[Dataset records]
※ ※ ※
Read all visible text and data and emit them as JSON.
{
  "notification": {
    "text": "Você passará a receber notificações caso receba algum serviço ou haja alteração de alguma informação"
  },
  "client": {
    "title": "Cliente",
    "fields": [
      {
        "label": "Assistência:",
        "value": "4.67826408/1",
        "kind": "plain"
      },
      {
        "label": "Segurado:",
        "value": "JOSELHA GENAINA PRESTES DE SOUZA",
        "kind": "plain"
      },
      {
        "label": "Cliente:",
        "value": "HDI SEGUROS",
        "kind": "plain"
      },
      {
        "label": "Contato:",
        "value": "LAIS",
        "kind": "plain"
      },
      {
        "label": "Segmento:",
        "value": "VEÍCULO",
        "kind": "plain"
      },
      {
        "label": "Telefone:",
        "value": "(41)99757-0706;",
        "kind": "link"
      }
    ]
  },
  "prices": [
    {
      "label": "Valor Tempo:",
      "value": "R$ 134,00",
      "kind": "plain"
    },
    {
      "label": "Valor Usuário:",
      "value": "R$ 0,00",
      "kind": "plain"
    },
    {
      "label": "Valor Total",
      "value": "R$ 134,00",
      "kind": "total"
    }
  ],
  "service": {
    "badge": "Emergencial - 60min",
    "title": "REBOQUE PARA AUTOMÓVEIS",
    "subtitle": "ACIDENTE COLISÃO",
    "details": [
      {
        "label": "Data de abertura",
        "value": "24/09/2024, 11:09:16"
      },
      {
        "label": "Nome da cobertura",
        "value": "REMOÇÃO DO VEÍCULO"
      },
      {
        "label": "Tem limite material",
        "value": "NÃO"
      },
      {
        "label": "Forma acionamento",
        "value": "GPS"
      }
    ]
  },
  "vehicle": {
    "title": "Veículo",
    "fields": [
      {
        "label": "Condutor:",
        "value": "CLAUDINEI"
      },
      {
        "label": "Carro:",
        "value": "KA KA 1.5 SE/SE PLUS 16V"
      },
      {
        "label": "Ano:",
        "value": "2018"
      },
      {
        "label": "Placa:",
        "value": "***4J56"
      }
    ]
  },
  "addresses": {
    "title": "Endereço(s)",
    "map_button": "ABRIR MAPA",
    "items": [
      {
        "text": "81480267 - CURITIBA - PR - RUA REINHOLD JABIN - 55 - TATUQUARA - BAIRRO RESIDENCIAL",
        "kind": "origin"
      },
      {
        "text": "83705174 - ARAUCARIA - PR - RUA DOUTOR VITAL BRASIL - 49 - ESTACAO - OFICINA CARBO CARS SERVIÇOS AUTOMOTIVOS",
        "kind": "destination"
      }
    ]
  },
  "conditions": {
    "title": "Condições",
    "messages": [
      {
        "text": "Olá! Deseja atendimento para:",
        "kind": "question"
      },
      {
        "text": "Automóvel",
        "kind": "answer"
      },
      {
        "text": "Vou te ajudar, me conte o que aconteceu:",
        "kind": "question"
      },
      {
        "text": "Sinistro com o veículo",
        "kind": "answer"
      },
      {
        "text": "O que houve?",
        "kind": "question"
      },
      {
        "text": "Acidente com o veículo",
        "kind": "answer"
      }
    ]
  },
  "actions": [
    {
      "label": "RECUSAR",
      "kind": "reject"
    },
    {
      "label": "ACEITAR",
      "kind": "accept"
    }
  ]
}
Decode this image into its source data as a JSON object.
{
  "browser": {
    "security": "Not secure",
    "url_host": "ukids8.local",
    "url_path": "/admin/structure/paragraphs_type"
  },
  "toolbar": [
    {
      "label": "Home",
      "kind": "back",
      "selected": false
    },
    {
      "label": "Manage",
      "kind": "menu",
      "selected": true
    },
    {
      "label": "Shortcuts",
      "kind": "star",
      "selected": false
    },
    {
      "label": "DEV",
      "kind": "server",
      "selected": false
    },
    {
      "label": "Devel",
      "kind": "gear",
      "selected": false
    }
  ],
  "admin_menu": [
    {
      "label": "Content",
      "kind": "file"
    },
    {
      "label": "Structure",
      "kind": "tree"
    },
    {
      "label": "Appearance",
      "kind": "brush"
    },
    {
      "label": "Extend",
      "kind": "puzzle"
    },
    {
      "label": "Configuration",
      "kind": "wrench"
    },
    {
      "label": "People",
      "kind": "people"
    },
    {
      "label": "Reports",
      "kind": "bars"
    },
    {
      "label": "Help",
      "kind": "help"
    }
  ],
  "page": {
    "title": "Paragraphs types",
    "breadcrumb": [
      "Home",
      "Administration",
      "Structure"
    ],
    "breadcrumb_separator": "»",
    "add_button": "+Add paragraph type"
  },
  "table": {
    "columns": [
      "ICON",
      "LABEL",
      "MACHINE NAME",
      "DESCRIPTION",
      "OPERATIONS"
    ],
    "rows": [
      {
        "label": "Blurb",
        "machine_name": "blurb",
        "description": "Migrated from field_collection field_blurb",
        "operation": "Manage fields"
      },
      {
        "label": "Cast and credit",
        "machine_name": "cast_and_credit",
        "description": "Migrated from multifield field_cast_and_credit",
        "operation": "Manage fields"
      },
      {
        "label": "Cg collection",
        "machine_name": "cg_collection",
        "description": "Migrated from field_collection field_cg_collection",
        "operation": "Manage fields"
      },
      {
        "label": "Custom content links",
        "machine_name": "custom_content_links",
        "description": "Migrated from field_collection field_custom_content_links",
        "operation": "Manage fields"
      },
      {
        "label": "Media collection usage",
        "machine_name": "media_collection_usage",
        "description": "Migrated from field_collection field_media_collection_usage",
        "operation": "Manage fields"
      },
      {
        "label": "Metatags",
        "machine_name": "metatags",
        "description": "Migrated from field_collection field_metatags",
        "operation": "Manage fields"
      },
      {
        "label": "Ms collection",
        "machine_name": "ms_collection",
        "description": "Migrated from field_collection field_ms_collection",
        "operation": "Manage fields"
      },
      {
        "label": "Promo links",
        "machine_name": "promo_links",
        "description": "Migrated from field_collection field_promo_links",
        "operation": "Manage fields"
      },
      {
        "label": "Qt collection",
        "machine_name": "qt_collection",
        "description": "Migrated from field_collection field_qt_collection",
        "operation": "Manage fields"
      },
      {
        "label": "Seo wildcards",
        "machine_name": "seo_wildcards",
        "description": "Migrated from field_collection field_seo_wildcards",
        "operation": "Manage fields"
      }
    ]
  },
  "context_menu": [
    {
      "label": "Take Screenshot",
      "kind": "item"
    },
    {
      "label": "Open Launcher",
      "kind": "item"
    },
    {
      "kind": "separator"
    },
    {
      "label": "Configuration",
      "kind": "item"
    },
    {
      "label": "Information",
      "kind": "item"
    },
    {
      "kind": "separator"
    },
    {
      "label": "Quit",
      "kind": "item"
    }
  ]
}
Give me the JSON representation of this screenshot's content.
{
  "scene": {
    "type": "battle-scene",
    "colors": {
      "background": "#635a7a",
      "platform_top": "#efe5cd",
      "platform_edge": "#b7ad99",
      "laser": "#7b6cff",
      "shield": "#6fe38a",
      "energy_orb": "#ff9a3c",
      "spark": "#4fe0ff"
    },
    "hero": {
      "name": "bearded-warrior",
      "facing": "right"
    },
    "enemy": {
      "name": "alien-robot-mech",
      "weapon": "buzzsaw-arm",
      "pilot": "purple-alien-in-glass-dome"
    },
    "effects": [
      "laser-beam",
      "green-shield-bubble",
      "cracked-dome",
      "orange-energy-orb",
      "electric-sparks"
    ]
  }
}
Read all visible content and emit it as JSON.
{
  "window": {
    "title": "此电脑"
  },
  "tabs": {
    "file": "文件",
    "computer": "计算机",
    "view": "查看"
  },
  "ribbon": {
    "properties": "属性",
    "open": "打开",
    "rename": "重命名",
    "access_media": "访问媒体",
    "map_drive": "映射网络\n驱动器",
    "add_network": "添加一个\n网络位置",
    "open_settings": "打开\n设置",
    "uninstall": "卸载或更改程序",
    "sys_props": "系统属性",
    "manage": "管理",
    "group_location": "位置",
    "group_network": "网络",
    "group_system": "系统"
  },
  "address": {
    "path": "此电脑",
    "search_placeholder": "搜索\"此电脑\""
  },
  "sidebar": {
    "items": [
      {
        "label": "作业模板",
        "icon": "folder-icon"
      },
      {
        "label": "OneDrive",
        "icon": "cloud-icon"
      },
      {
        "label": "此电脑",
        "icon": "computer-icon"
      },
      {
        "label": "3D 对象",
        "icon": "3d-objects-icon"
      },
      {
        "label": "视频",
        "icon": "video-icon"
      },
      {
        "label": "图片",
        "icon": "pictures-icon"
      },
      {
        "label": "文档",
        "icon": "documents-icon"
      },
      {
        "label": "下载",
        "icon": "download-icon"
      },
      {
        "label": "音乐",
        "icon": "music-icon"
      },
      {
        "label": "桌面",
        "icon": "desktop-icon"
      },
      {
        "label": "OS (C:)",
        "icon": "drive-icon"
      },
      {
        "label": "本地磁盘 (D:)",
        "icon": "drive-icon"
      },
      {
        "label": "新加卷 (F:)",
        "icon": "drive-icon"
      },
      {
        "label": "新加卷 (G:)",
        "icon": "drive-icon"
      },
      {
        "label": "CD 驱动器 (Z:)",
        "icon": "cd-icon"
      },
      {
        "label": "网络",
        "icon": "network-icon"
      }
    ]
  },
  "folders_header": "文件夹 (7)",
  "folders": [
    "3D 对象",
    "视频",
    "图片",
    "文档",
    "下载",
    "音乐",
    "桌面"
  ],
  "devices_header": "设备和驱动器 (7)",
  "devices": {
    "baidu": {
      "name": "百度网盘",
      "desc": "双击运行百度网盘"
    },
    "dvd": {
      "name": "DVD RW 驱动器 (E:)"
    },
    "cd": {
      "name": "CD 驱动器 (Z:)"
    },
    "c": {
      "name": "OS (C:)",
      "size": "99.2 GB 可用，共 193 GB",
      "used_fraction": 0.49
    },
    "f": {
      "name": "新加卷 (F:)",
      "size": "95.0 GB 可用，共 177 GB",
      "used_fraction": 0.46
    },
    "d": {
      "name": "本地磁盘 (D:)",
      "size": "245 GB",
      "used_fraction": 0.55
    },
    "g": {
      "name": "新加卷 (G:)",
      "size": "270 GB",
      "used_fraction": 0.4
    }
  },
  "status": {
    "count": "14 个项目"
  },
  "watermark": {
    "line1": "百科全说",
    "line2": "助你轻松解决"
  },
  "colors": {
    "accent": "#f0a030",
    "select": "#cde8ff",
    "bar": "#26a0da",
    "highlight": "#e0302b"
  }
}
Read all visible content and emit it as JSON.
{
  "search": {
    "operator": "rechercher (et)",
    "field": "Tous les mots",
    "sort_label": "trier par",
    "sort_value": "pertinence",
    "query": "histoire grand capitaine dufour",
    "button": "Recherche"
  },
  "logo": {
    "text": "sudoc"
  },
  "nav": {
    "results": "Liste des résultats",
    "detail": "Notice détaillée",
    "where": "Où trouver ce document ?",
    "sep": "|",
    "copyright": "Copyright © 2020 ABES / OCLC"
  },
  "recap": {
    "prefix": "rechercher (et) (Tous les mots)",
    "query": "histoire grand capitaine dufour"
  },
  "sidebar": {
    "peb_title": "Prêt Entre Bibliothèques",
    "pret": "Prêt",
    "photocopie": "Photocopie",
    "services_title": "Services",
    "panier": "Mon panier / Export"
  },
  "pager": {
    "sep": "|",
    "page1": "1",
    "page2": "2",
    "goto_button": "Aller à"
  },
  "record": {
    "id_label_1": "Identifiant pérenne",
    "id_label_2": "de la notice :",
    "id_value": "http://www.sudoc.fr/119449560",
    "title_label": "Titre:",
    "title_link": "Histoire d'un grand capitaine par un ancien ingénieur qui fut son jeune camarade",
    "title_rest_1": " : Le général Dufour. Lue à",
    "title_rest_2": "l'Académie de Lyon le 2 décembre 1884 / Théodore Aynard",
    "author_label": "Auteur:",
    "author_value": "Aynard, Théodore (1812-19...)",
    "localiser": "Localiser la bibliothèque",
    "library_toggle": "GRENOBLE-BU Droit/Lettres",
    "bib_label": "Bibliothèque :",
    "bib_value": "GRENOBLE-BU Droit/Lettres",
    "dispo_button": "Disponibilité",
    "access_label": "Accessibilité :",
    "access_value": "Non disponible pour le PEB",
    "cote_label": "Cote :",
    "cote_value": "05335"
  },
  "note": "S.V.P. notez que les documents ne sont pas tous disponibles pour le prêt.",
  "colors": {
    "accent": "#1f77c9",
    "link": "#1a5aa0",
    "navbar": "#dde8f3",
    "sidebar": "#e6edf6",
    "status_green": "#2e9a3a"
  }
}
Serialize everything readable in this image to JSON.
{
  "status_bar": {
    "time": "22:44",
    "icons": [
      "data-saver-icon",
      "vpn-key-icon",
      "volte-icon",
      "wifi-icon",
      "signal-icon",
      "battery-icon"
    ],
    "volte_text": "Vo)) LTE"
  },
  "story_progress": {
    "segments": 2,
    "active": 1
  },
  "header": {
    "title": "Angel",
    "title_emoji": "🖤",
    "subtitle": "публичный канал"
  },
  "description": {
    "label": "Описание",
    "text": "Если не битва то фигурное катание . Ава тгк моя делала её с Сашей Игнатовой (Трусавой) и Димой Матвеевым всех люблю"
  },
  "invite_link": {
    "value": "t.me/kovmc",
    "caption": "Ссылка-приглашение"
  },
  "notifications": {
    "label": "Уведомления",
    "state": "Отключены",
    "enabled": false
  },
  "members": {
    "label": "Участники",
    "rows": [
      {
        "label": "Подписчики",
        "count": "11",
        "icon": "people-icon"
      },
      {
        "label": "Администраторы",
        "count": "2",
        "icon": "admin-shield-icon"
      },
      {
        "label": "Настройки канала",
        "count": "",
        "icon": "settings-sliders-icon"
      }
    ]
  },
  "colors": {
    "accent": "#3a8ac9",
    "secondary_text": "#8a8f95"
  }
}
※ ※ ※
* [WHAT TO PRODUCE]
Find all lines where the word "Valor" appears. Copy them.

* [EXERCISE RESULT]
      "label": "Valor Tempo:",
      "label": "Valor Usuário:",
      "label": "Valor Total",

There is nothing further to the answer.